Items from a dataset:
- - -

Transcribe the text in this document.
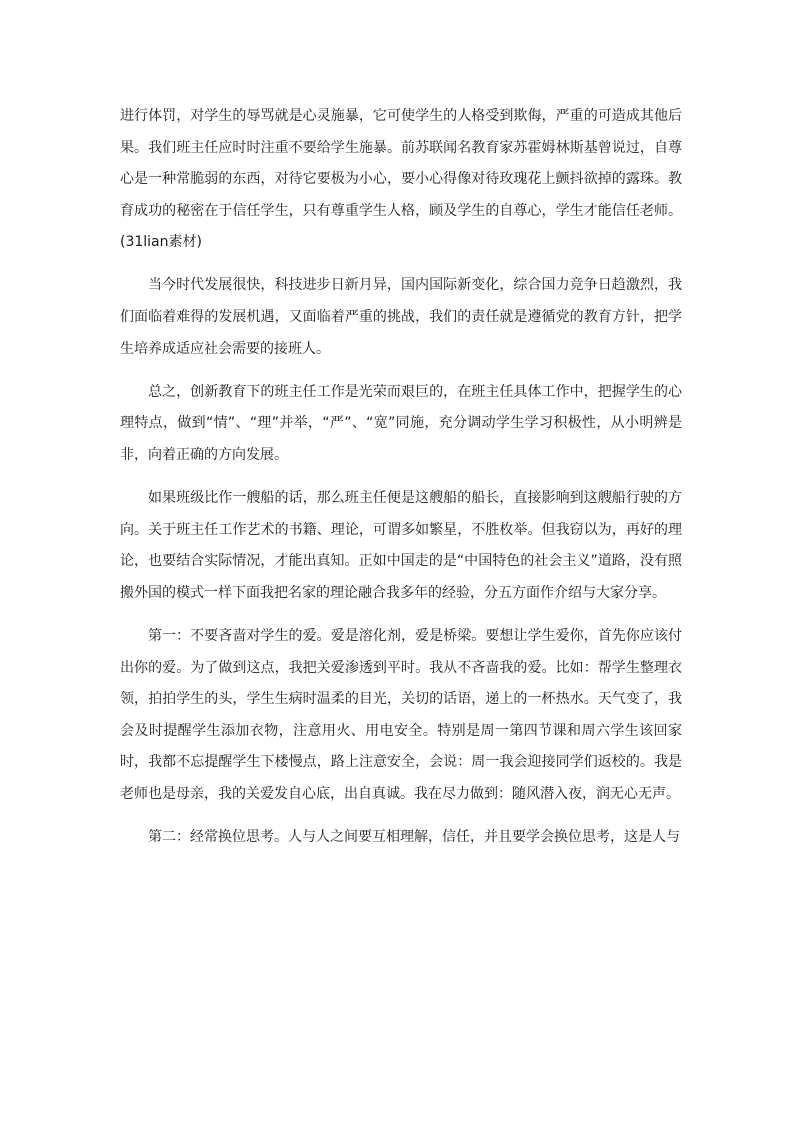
进行体罚，对学生的辱骂就是心灵施暴，它可使学生的人格受到欺侮，严重的可造成其他后果。我们班主任应时时注重不要给学生施暴。前苏联闻名教育家苏霍姆林斯基曾说过，自尊心是一种常脆弱的东西，对待它要极为小心，要小心得像对待玫瑰花上颤抖欲掉的露珠。教育成功的秘密在于信任学生，只有尊重学生人格，顾及学生的自尊心，学生才能信任老师。(31lian素材)

当今时代发展很快，科技进步日新月异，国内国际新变化，综合国力竞争日趋激烈，我们面临着难得的发展机遇，又面临着严重的挑战，我们的责任就是遵循党的教育方针，把学生培养成适应社会需要的接班人。

总之，创新教育下的班主任工作是光荣而艰巨的，在班主任具体工作中，把握学生的心理特点，做到“情”、“理”并举，“严”、“宽”同施，充分调动学生学习积极性，从小明辨是非，向着正确的方向发展。

如果班级比作一艘船的话，那么班主任便是这艘船的船长，直接影响到这艘船行驶的方向。关于班主任工作艺术的书籍、理论，可谓多如繁星，不胜枚举。但我窃以为，再好的理论，也要结合实际情况，才能出真知。正如中国走的是“中国特色的社会主义”道路，没有照搬外国的模式一样下面我把名家的理论融合我多年的经验，分五方面作介绍与大家分享。

第一：不要吝啬对学生的爱。爱是溶化剂，爱是桥梁。要想让学生爱你，首先你应该付出你的爱。为了做到这点，我把关爱渗透到平时。我从不吝啬我的爱。比如：帮学生整理衣领，拍拍学生的头，学生生病时温柔的目光，关切的话语，递上的一杯热水。天气变了，我会及时提醒学生添加衣物，注意用火、用电安全。特别是周一第四节课和周六学生该回家时，我都不忘提醒学生下楼慢点，路上注意安全，会说：周一我会迎接同学们返校的。我是老师也是母亲，我的关爱发自心底，出自真诚。我在尽力做到：随风潜入夜，润无心无声。

第二：经常换位思考。人与人之间要互相理解，信任，并且要学会换位思考，这是人与
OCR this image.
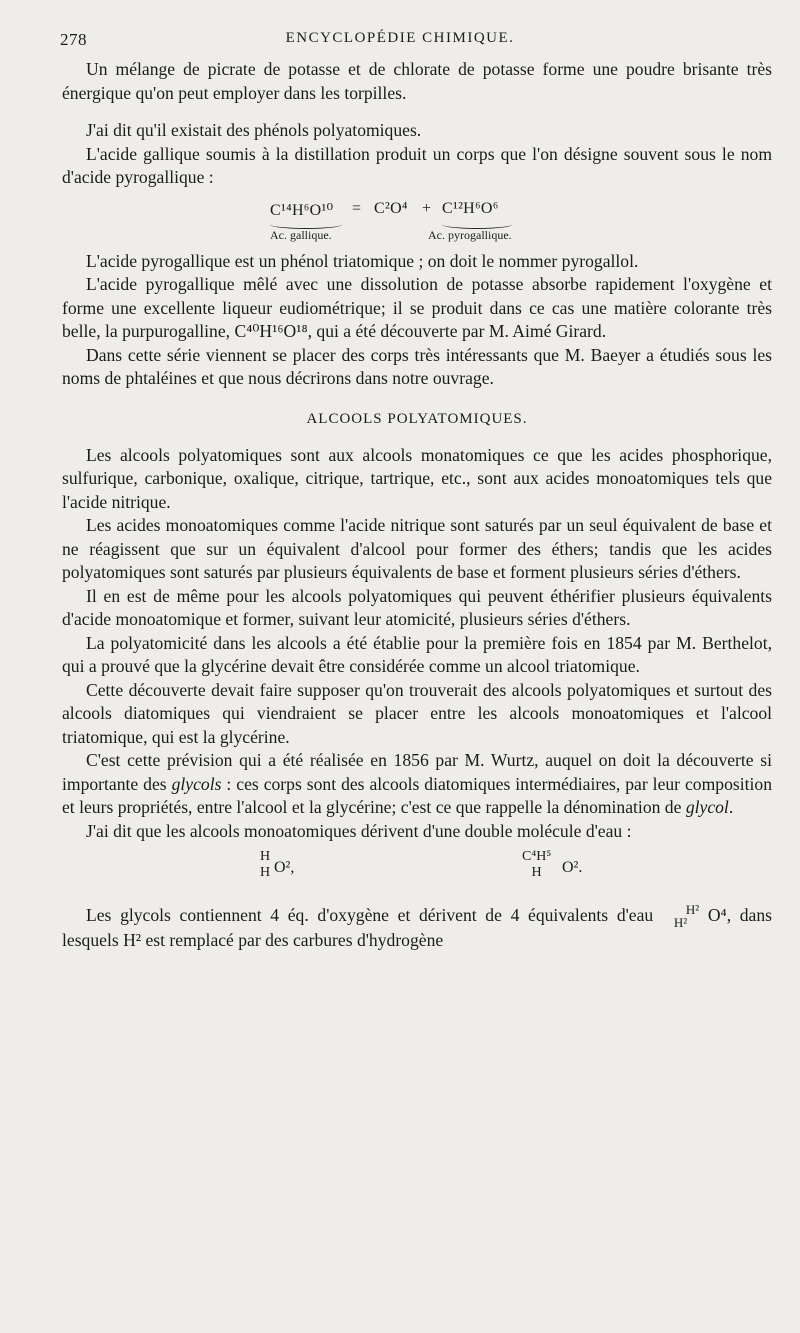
278	ENCYCLOPÉDIE CHIMIQUE.

Un mélange de picrate de potasse et de chlorate de potasse forme une poudre brisante très énergique qu'on peut employer dans les torpilles.

J'ai dit qu'il existait des phénols polyatomiques.

L'acide gallique soumis à la distillation produit un corps que l'on désigne souvent sous le nom d'acide pyrogallique :

C¹⁴H⁶O¹⁰
Ac. gallique.
= C²O⁴ + C¹²H⁶O⁶
Ac. pyrogallique.

L'acide pyrogallique est un phénol triatomique ; on doit le nommer pyrogallol.

L'acide pyrogallique mêlé avec une dissolution de potasse absorbe rapidement l'oxygène et forme une excellente liqueur eudiométrique; il se produit dans ce cas une matière colorante très belle, la purpurogalline, C⁴⁰H¹⁶O¹⁸, qui a été découverte par M. Aimé Girard.

Dans cette série viennent se placer des corps très intéressants que M. Baeyer a étudiés sous les noms de phtaléines et que nous décrirons dans notre ouvrage.

ALCOOLS POLYATOMIQUES.

Les alcools polyatomiques sont aux alcools monatomiques ce que les acides phosphorique, sulfurique, carbonique, oxalique, citrique, tartrique, etc., sont aux acides monoatomiques tels que l'acide nitrique.

Les acides monoatomiques comme l'acide nitrique sont saturés par un seul équivalent de base et ne réagissent que sur un équivalent d'alcool pour former des éthers; tandis que les acides polyatomiques sont saturés par plusieurs équivalents de base et forment plusieurs séries d'éthers.

Il en est de même pour les alcools polyatomiques qui peuvent éthérifier plusieurs équivalents d'acide monoatomique et former, suivant leur atomicité, plusieurs séries d'éthers.

La polyatomicité dans les alcools a été établie pour la première fois en 1854 par M. Berthelot, qui a prouvé que la glycérine devait être considérée comme un alcool triatomique.

Cette découverte devait faire supposer qu'on trouverait des alcools polyatomiques et surtout des alcools diatomiques qui viendraient se placer entre les alcools monoatomiques et l'alcool triatomique, qui est la glycérine.

C'est cette prévision qui a été réalisée en 1856 par M. Wurtz, auquel on doit la découverte si importante des glycols : ces corps sont des alcools diatomiques intermédiaires, par leur composition et leurs propriétés, entre l'alcool et la glycérine; c'est ce que rappelle la dénomination de glycol.

J'ai dit que les alcools monoatomiques dérivent d'une double molécule d'eau :

H
H O²,
C⁴H⁵
H	O².

Les glycols contiennent 4 éq. d'oxygène et dérivent de 4 équivalents d'eau	H²
H² O⁴, dans lesquels H² est remplacé par des carbures d'hydrogène
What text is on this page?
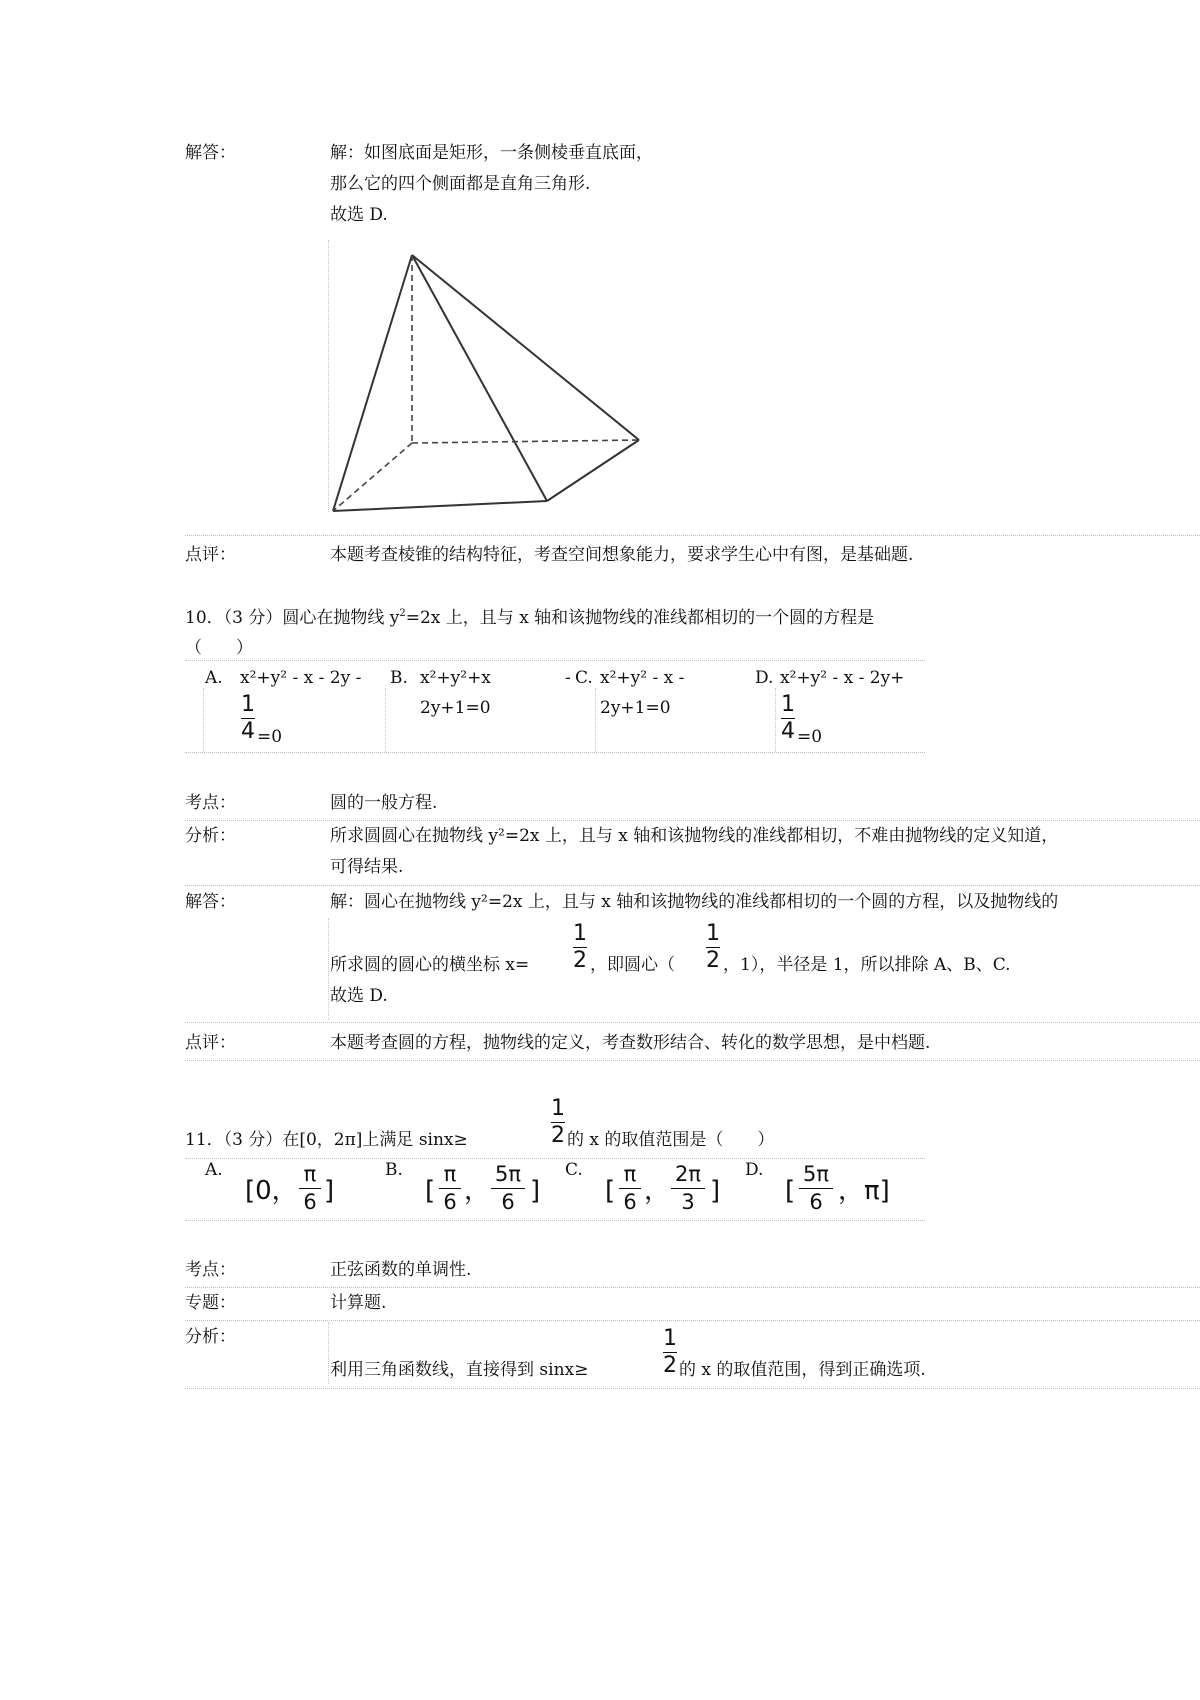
解答：	解：如图底面是矩形，一条侧棱垂直底面，
那么它的四个侧面都是直角三角形.
故选 D.
点评：	本题考查棱锥的结构特征，考查空间想象能力，要求学生心中有图，是基础题.
10．（3 分）圆心在抛物线 $y^2=2x$ 上，且与 x 轴和该抛物线的准线都相切的一个圆的方程是
（　　）
A. x²+y² - x - 2y -
1
4 =0
B. x²+y²+x	-
2y+1=0
C. x²+y² - x -
2y+1=0
D. x²+y² - x - 2y+
1
4 =0
考点：	圆的一般方程.
分析：	所求圆圆心在抛物线 y²=2x 上，且与 x 轴和该抛物线的准线都相切，不难由抛物线的定义知道，
可得结果.
解答：	解：圆心在抛物线 y²=2x 上，且与 x 轴和该抛物线的准线都相切的一个圆的方程，以及抛物线的
所求圆的圆心的横坐标 x=
1
2 ，即圆心（
1
2 ，1），半径是 1，所以排除 A、B、C.
故选 D.
点评：	本题考查圆的方程，抛物线的定义，考查数形结合、转化的数学思想，是中档题.
11．（3 分）在[0，2π]上满足 sinx≥
1
2 的 x 的取值范围是（　　）
A.
[0，
π
6 ]
B.
[
π
6 ，
5π
6 ]
C.
[
π
6 ，
2π
3 ]
D.
[
5π
6 ，π]
考点：	正弦函数的单调性.
专题：	计算题.
分析：
利用三角函数线，直接得到 sinx≥
1
2 的 x 的取值范围，得到正确选项.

- - -

**AIM OF THE TASK**
Using the material above, gather every line that includes "équivalents".

**FULL SOLUTION**
Les acides monoatomiques comme l'acide nitrique sont saturés par un seul équivalent de base et ne réagissent que sur un équivalent d'alcool pour former des éthers; tandis que les acides polyatomiques sont saturés par plusieurs équivalents de base et forment plusieurs séries d'éthers.
Il en est de même pour les alcools polyatomiques qui peuvent éthérifier plusieurs équivalents d'acide monoatomique et former, suivant leur atomicité, plusieurs séries d'éthers.
Les glycols contiennent 4 éq. d'oxygène et dérivent de 4 équivalents d'eau	H²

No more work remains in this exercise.